▶ TASK INSTRUCTIONS:
Write out the entries verbatim and leave the images out of the copy.
..............................
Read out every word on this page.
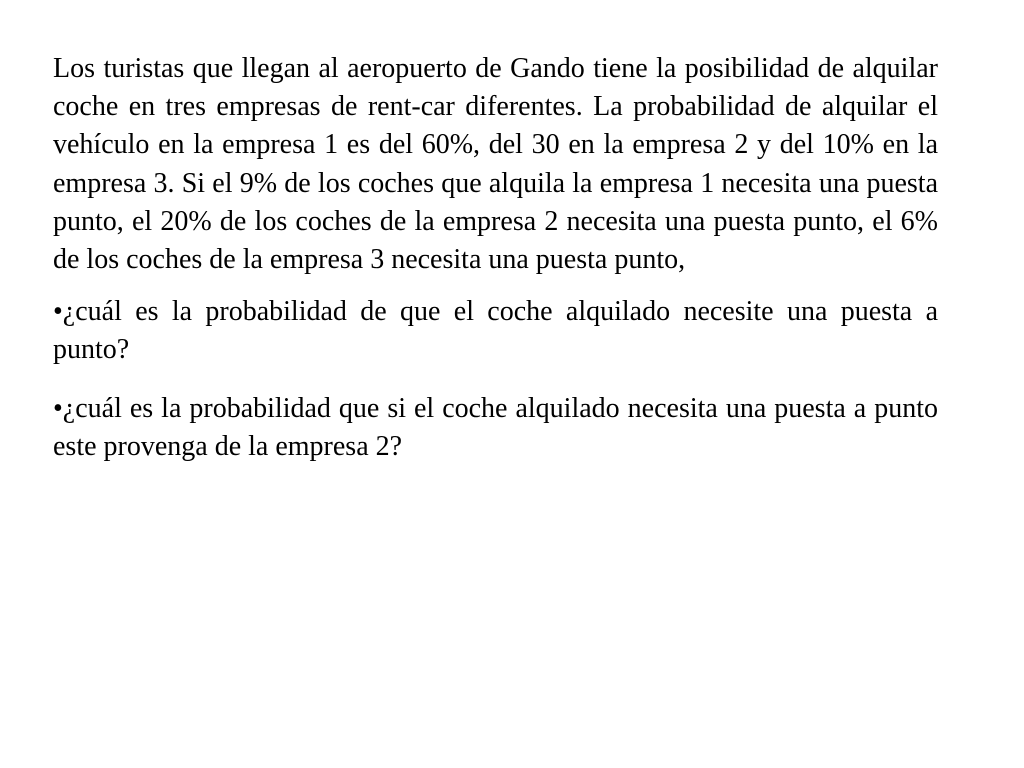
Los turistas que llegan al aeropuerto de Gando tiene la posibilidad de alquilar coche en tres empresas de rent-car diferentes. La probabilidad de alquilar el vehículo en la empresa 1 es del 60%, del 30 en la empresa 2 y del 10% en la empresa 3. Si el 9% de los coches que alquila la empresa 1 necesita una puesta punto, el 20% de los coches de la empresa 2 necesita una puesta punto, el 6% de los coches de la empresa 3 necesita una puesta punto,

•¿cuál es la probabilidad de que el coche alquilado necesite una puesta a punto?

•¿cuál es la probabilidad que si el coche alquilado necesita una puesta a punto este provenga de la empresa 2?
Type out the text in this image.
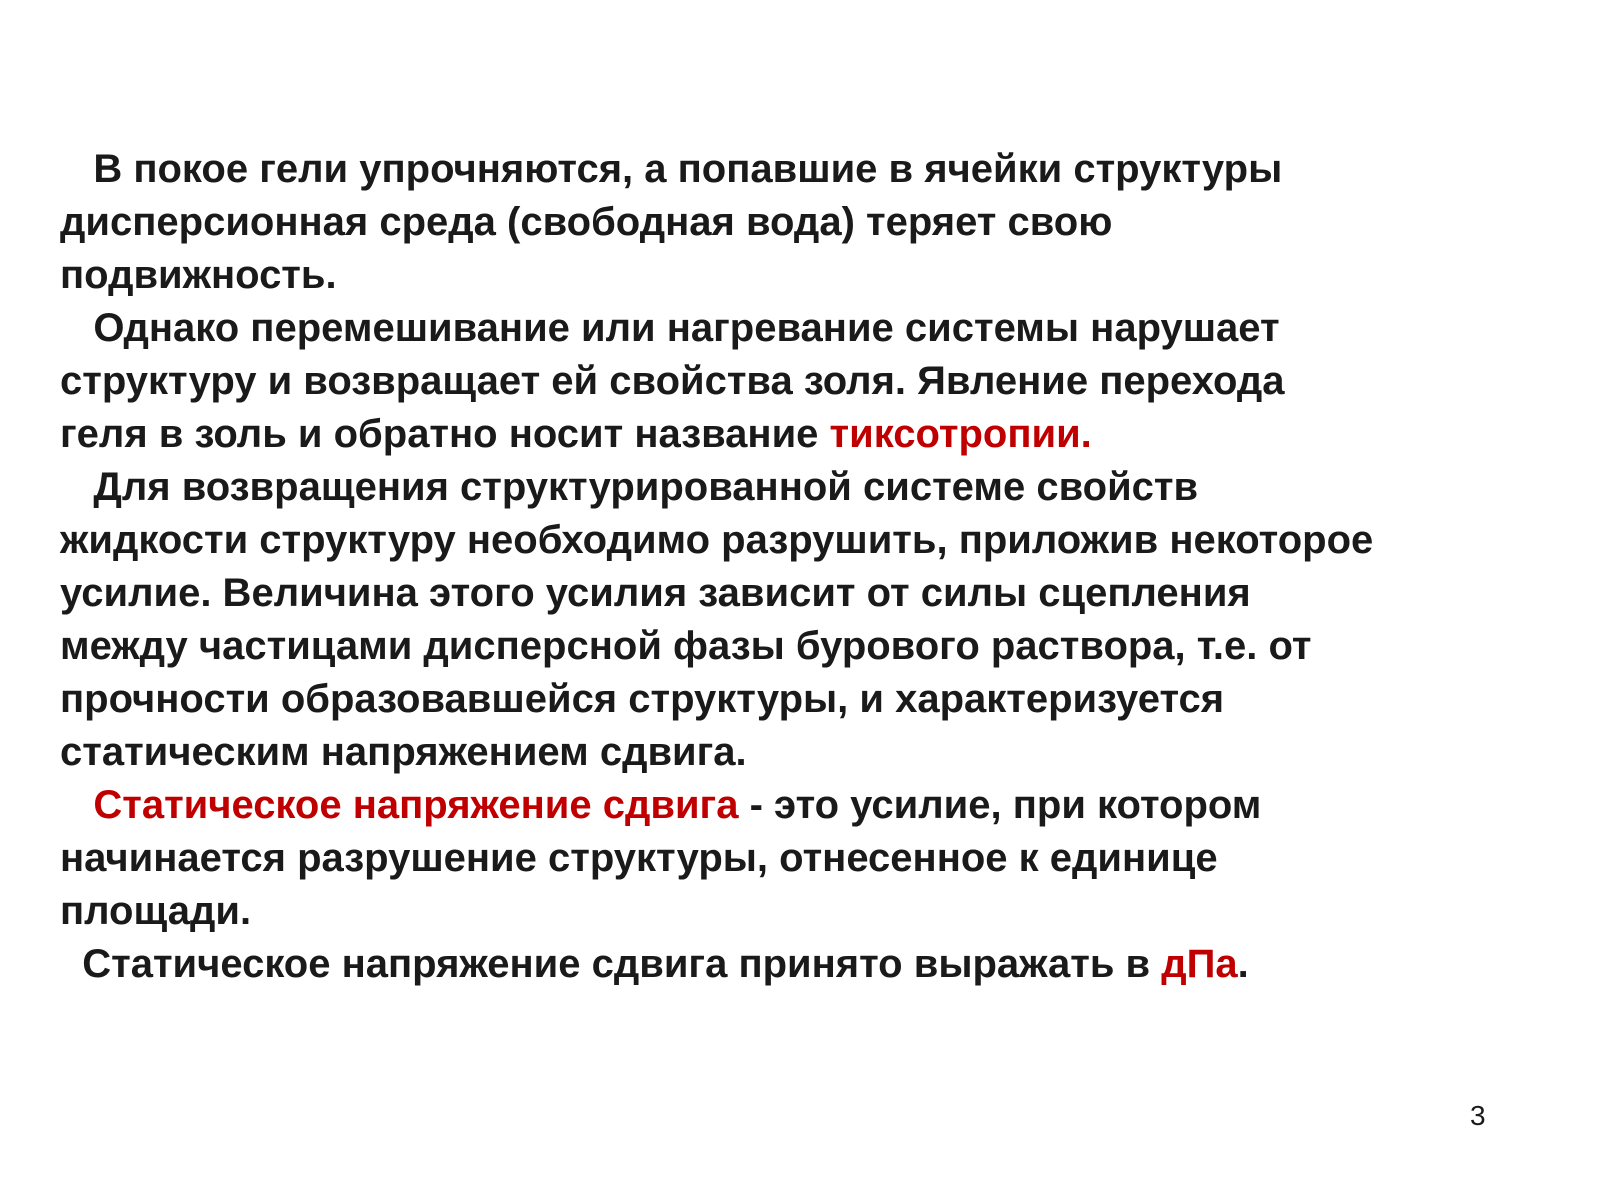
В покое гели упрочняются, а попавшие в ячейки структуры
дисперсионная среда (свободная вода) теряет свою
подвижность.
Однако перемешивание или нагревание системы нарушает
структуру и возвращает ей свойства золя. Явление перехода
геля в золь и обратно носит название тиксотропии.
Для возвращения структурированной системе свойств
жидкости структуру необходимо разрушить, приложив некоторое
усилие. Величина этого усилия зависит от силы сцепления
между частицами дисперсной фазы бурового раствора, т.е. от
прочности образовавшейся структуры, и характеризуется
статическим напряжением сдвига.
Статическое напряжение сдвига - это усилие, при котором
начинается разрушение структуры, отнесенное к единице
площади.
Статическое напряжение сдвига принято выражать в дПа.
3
..............................
▶ SOLUTION FOR THIS EXERCISE:
Read out every word on this page.
Los turistas que llegan al aeropuerto de Gando tiene la posibilidad de alquilar coche en tres empresas de rent-car diferentes. La probabilidad de alquilar el vehículo en la empresa 1 es del 60%, del 30 en la empresa 2 y del 10% en la empresa 3. Si el 9% de los coches que alquila la empresa 1 necesita una puesta punto, el 20% de los coches de la empresa 2 necesita una puesta punto, el 6% de los coches de la empresa 3 necesita una puesta punto,

•¿cuál es la probabilidad de que el coche alquilado necesite una puesta a punto?

•¿cuál es la probabilidad que si el coche alquilado necesita una puesta a punto este provenga de la empresa 2?
Type out the text in this image.
В покое гели упрочняются, а попавшие в ячейки структуры
дисперсионная среда (свободная вода) теряет свою
подвижность.
Однако перемешивание или нагревание системы нарушает
структуру и возвращает ей свойства золя. Явление перехода
геля в золь и обратно носит название тиксотропии.
Для возвращения структурированной системе свойств
жидкости структуру необходимо разрушить, приложив некоторое
усилие. Величина этого усилия зависит от силы сцепления
между частицами дисперсной фазы бурового раствора, т.е. от
прочности образовавшейся структуры, и характеризуется
статическим напряжением сдвига.
Статическое напряжение сдвига - это усилие, при котором
начинается разрушение структуры, отнесенное к единице
площади.
Статическое напряжение сдвига принято выражать в дПа.
3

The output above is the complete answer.